→ VORLIEGENDER AUSZUG:
::::::::::

Aphrodite IX 1: Das Aphrodite-Protokoll (Comic)

Matt Hawkins
Aphrodite IX 1
Das Aphrodite-Protokoll
(Aphrodite IX 1-5, 2013)
Aus dem Amerikanischen von Bernd Kronsbein
Titelillustration und Zeichnungen von Stjepan Sejic
Panini, 2014, Paperback mit Klappenbroschur, 124 Seiten, 14,99 EUR

Von Irene Salzmann

„Aphrodite IX“ erschien von 1996 bis 2001 und war auf sechs Episoden angelegt (0, ½, 1 bis 4), die 2003 zum TPB zusammengefasst wurden. Danach hatte die Titelfigur, teils unter einer anderen Nummer (IV), einige Gastauftritte in anderen Top-Cow-Serien („Witchblade“, „Cyberforce“). Erst 2013 erfolgte ein Relaunch, der die Story in einer noch ferneren Zukunft ansiedelte.

::::::::::

→ BEREITGESTELLTE DATEN:
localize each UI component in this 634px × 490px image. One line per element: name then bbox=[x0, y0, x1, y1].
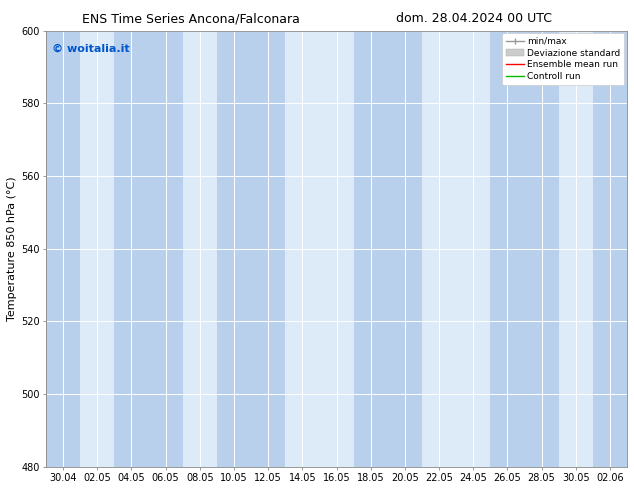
Text: dom. 28.04.2024 00 UTC: dom. 28.04.2024 00 UTC bbox=[396, 12, 552, 25]
Bar bbox=[354, 30, 422, 467]
Legend: min/max, Deviazione standard, Ensemble mean run, Controll run: min/max, Deviazione standard, Ensemble m… bbox=[502, 33, 624, 85]
Y-axis label: Temperature 850 hPa (°C): Temperature 850 hPa (°C) bbox=[7, 176, 17, 321]
Bar bbox=[46, 30, 80, 467]
Bar bbox=[114, 30, 183, 467]
Bar bbox=[490, 30, 559, 467]
Text: ENS Time Series Ancona/Falconara: ENS Time Series Ancona/Falconara bbox=[82, 12, 301, 25]
Text: © woitalia.it: © woitalia.it bbox=[52, 44, 129, 53]
Bar bbox=[593, 30, 627, 467]
Bar bbox=[217, 30, 285, 467]
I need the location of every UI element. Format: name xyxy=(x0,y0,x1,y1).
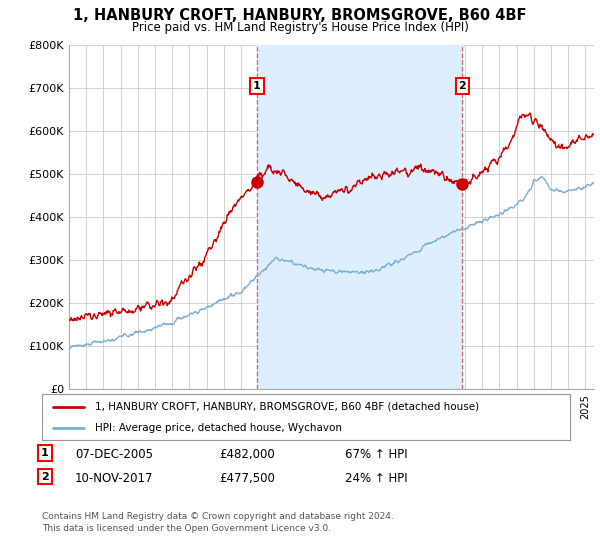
Text: 67% ↑ HPI: 67% ↑ HPI xyxy=(345,448,407,461)
Text: £477,500: £477,500 xyxy=(219,472,275,484)
Text: 2: 2 xyxy=(41,472,49,482)
Text: HPI: Average price, detached house, Wychavon: HPI: Average price, detached house, Wych… xyxy=(95,423,342,433)
Bar xyxy=(257,45,463,389)
Text: 1: 1 xyxy=(41,448,49,458)
Text: 24% ↑ HPI: 24% ↑ HPI xyxy=(345,472,407,484)
Text: 1: 1 xyxy=(253,81,261,91)
Text: Price paid vs. HM Land Registry's House Price Index (HPI): Price paid vs. HM Land Registry's House … xyxy=(131,21,469,34)
Text: 2: 2 xyxy=(458,81,466,91)
Text: 10-NOV-2017: 10-NOV-2017 xyxy=(75,472,154,484)
Text: 1, HANBURY CROFT, HANBURY, BROMSGROVE, B60 4BF (detached house): 1, HANBURY CROFT, HANBURY, BROMSGROVE, B… xyxy=(95,402,479,412)
Text: Contains HM Land Registry data © Crown copyright and database right 2024.
This d: Contains HM Land Registry data © Crown c… xyxy=(42,512,394,533)
Text: £482,000: £482,000 xyxy=(219,448,275,461)
Text: 1, HANBURY CROFT, HANBURY, BROMSGROVE, B60 4BF: 1, HANBURY CROFT, HANBURY, BROMSGROVE, B… xyxy=(73,8,527,24)
Text: 07-DEC-2005: 07-DEC-2005 xyxy=(75,448,153,461)
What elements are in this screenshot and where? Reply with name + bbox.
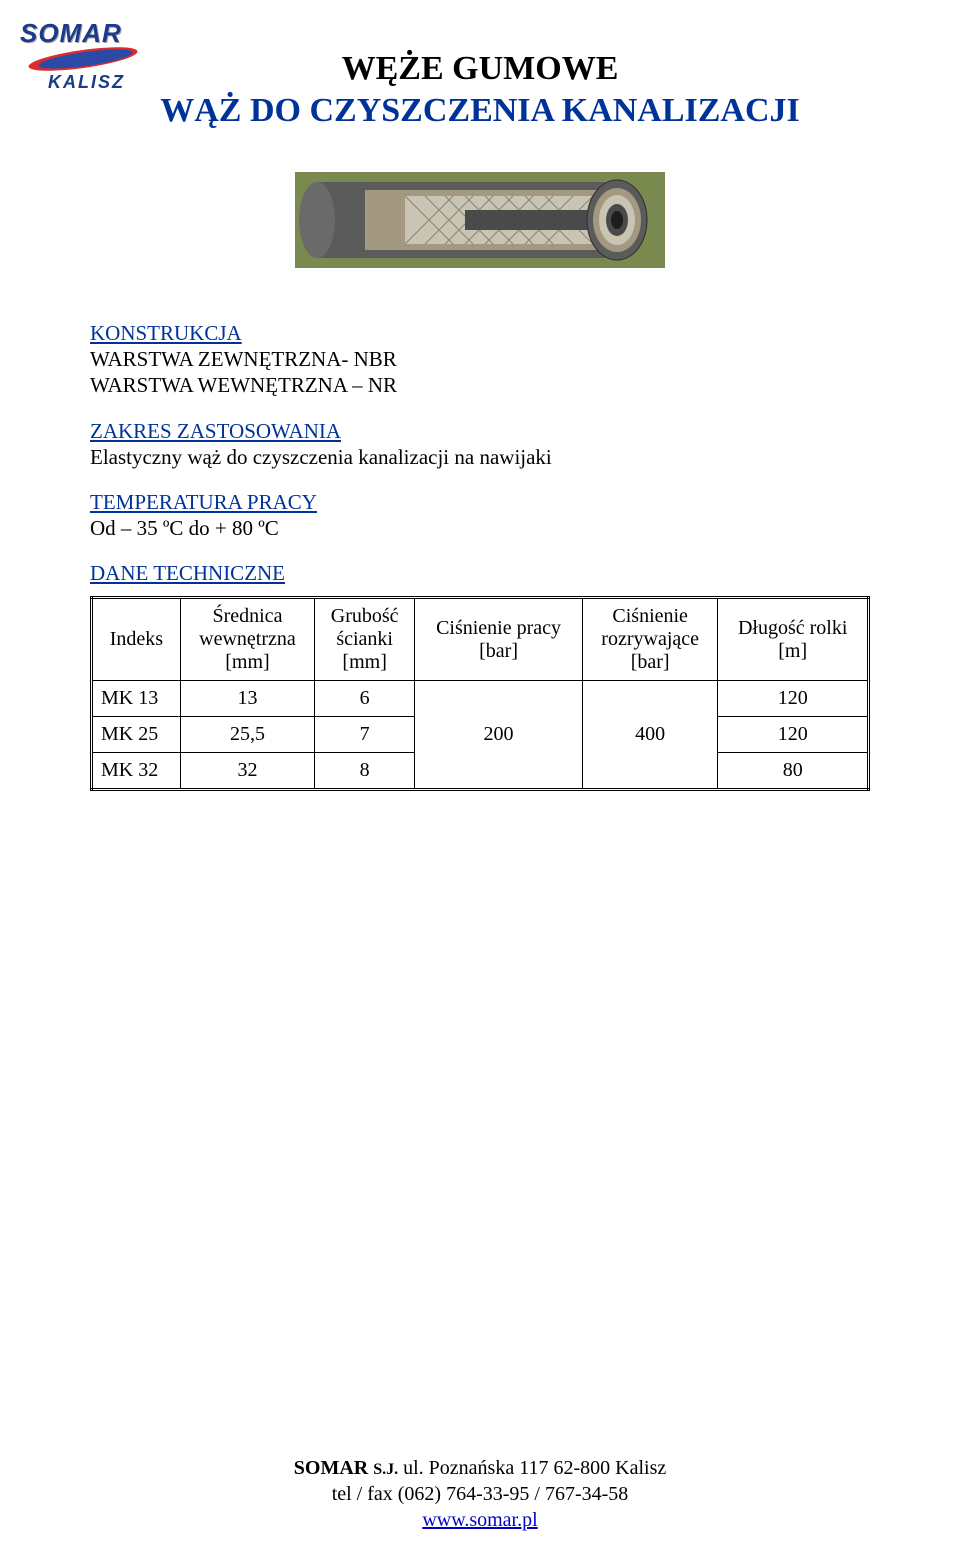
section-head-zakres: ZAKRES ZASTOSOWANIA: [90, 419, 870, 444]
th-srednica-l3: [mm]: [225, 651, 269, 673]
table-header-row: Indeks Średnica wewnętrzna [mm] Grubość …: [92, 598, 869, 681]
page-title: WĘŻE GUMOWE: [90, 50, 870, 88]
th-cp-l2: [bar]: [479, 640, 518, 662]
th-dl-l1: Długość rolki: [738, 617, 847, 639]
konstrukcja-line-2: WARSTWA WEWNĘTRZNA – NR: [90, 372, 870, 398]
hose-illustration: [90, 172, 870, 273]
cell-idx-0: MK 13: [92, 681, 181, 717]
th-cr-l2: rozrywające: [601, 628, 699, 650]
footer-link[interactable]: www.somar.pl: [422, 1509, 537, 1531]
cell-thick-1: 7: [315, 717, 415, 753]
logo-ellipse-icon: [20, 48, 150, 70]
konstrukcja-line-1: WARSTWA ZEWNĘTRZNA- NBR: [90, 346, 870, 372]
cell-diam-2: 32: [180, 753, 314, 790]
footer-addr: ul. Poznańska 117 62-800 Kalisz: [398, 1457, 666, 1479]
th-srednica: Średnica wewnętrzna [mm]: [180, 598, 314, 681]
footer-line-1: SOMAR S.J. ul. Poznańska 117 62-800 Kali…: [0, 1455, 960, 1481]
cell-len-2: 80: [718, 753, 869, 790]
cell-idx-1: MK 25: [92, 717, 181, 753]
th-cisnienie-pracy: Ciśnienie pracy [bar]: [415, 598, 583, 681]
cell-len-0: 120: [718, 681, 869, 717]
cell-burst-pressure: 400: [582, 681, 718, 790]
th-cr-l3: [bar]: [631, 651, 670, 673]
cell-diam-0: 13: [180, 681, 314, 717]
temp-line-1: Od – 35 ºC do + 80 ºC: [90, 515, 870, 541]
th-cr-l1: Ciśnienie: [612, 605, 688, 627]
section-temp: TEMPERATURA PRACY Od – 35 ºC do + 80 ºC: [90, 490, 870, 541]
footer-tel: tel / fax (062) 764-33-95 / 767-34-58: [0, 1481, 960, 1507]
th-grubosc-l1: Grubość: [331, 605, 399, 627]
cell-idx-2: MK 32: [92, 753, 181, 790]
page-subtitle: WĄŻ DO CZYSZCZENIA KANALIZACJI: [90, 92, 870, 130]
hose-cutaway-icon: [295, 172, 665, 268]
spec-table: Indeks Średnica wewnętrzna [mm] Grubość …: [90, 596, 870, 791]
th-grubosc-l3: [mm]: [342, 651, 386, 673]
th-srednica-l1: Średnica: [212, 605, 282, 627]
th-cisnienie-rozrywajace: Ciśnienie rozrywające [bar]: [582, 598, 718, 681]
section-konstrukcja: KONSTRUKCJA WARSTWA ZEWNĘTRZNA- NBR WARS…: [90, 321, 870, 399]
section-head-konstrukcja: KONSTRUKCJA: [90, 321, 870, 346]
table-row: MK 13 13 6 200 400 120: [92, 681, 869, 717]
th-dlugosc: Długość rolki [m]: [718, 598, 869, 681]
th-grubosc-l2: ścianki: [336, 628, 393, 650]
cell-thick-0: 6: [315, 681, 415, 717]
th-cp-l1: Ciśnienie pracy: [436, 617, 561, 639]
footer-sj: S.J.: [373, 1461, 398, 1478]
cell-diam-1: 25,5: [180, 717, 314, 753]
th-indeks: Indeks: [92, 598, 181, 681]
cell-thick-2: 8: [315, 753, 415, 790]
zakres-line-1: Elastyczny wąż do czyszczenia kanalizacj…: [90, 444, 870, 470]
cell-len-1: 120: [718, 717, 869, 753]
logo-text-bottom: KALISZ: [20, 72, 150, 93]
th-grubosc: Grubość ścianki [mm]: [315, 598, 415, 681]
section-head-dane: DANE TECHNICZNE: [90, 561, 870, 586]
logo: SOMAR KALISZ: [20, 20, 150, 93]
section-dane: DANE TECHNICZNE: [90, 561, 870, 586]
footer-company: SOMAR: [294, 1457, 368, 1479]
th-dl-l2: [m]: [778, 640, 807, 662]
cell-work-pressure: 200: [415, 681, 583, 790]
logo-text-top: SOMAR: [20, 20, 150, 46]
section-zakres: ZAKRES ZASTOSOWANIA Elastyczny wąż do cz…: [90, 419, 870, 470]
th-srednica-l2: wewnętrzna: [199, 628, 296, 650]
section-head-temp: TEMPERATURA PRACY: [90, 490, 870, 515]
page-footer: SOMAR S.J. ul. Poznańska 117 62-800 Kali…: [0, 1455, 960, 1533]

::::::::::

→ WAS ZU TUN IST:
[A] Prüfe, ob die folgenden Aussagen mit dem Auszug zu „Aphrodite IX“ übereinstimmen. Antworte jeweils mit Ja oder Nein und zitiere die entscheidenden Worte des Auszugs wörtlich.
(i) Die Serie „Aphrodite IX“ erschien ursprünglich von 1996 bis 2001.
(ii) Der Band umfasst 148 Seiten.
(iii) Der Relaunch von 2013 spielt in einer näheren Zukunft als die ursprüngliche Serie.
[B] Aktualisiere im Auszug zu „Aphrodite IX“ den Abschnitt von „Matt Hawkins“ bis „ferneren Zukunft ansiedelte.“ und setze dabei „Hardcover“ an die Stelle von „Paperback“.
[C] Fasse im Auszug zu „Aphrodite IX“ den Absatz, der mit „„Aphrodite IX“ erschien von 1996“ beginnt, als kurze Liste zusammen und behalte dabei die wesentlichen Fakten bei.

→ LÖSUNGEN IM EINZELNEN:
[A]
(i) Ja: „„Aphrodite IX“ erschien von 1996 bis 2001“
(ii) Nein: „124 Seiten“
(iii) Nein: „der die Story in einer noch ferneren Zukunft ansiedelte“

[B]
Matt Hawkins
Aphrodite IX 1
Das Aphrodite-Protokoll
(Aphrodite IX 1-5, 2013)
Aus dem Amerikanischen von Bernd Kronsbein
Titelillustration und Zeichnungen von Stjepan Sejic
Panini, 2014, Hardcover mit Klappenbroschur, 124 Seiten, 14,99 EUR

Von Irene Salzmann

„Aphrodite IX“ erschien von 1996 bis 2001 und war auf sechs Episoden angelegt (0, ½, 1 bis 4), die 2003 zum TPB zusammengefasst wurden. Danach hatte die Titelfigur, teils unter einer anderen Nummer (IV), einige Gastauftritte in anderen Top-Cow-Serien („Witchblade“, „Cyberforce“). Erst 2013 erfolgte ein Relaunch, der die Story in einer noch ferneren Zukunft ansiedelte.

[C]
- „Aphrodite IX“ erschien von 1996 bis 2001.
- Die Serie war auf sechs Episoden angelegt (0, ½, 1 bis 4). Diese wurden 2003 zum TPB zusammengefasst.
- Danach hatte die Titelfigur, teils als Nummer IV, Gastauftritte in anderen Top-Cow-Serien („Witchblade“, „Cyberforce“).
- 2013 folgte ein Relaunch, der die Story in einer noch ferneren Zukunft ansiedelte.